— Start of LISTING —

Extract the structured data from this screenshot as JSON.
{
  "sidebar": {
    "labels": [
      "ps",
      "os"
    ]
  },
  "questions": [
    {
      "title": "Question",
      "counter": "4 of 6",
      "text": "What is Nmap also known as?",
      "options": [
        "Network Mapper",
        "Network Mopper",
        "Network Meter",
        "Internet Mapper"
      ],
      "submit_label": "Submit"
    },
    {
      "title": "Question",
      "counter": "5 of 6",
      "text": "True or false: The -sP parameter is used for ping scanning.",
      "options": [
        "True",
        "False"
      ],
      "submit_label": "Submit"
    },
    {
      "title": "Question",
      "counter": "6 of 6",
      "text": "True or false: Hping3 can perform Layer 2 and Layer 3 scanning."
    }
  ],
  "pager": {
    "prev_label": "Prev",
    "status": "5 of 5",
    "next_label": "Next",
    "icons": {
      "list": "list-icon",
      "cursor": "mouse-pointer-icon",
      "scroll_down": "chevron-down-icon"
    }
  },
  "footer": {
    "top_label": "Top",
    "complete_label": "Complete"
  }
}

— End of LISTING —

• _TO DO_:
Copy every record exactly as presented.

• _THE ANSWER_:
Extract the structured data from this screenshot as JSON.
{
  "sidebar": {
    "labels": [
      "ps",
      "os"
    ]
  },
  "questions": [
    {
      "title": "Question",
      "counter": "4 of 6",
      "text": "What is Nmap also known as?",
      "options": [
        "Network Mapper",
        "Network Mopper",
        "Network Meter",
        "Internet Mapper"
      ],
      "submit_label": "Submit"
    },
    {
      "title": "Question",
      "counter": "5 of 6",
      "text": "True or false: The -sP parameter is used for ping scanning.",
      "options": [
        "True",
        "False"
      ],
      "submit_label": "Submit"
    },
    {
      "title": "Question",
      "counter": "6 of 6",
      "text": "True or false: Hping3 can perform Layer 2 and Layer 3 scanning."
    }
  ],
  "pager": {
    "prev_label": "Prev",
    "status": "5 of 5",
    "next_label": "Next",
    "icons": {
      "list": "list-icon",
      "cursor": "mouse-pointer-icon",
      "scroll_down": "chevron-down-icon"
    }
  },
  "footer": {
    "top_label": "Top",
    "complete_label": "Complete"
  }
}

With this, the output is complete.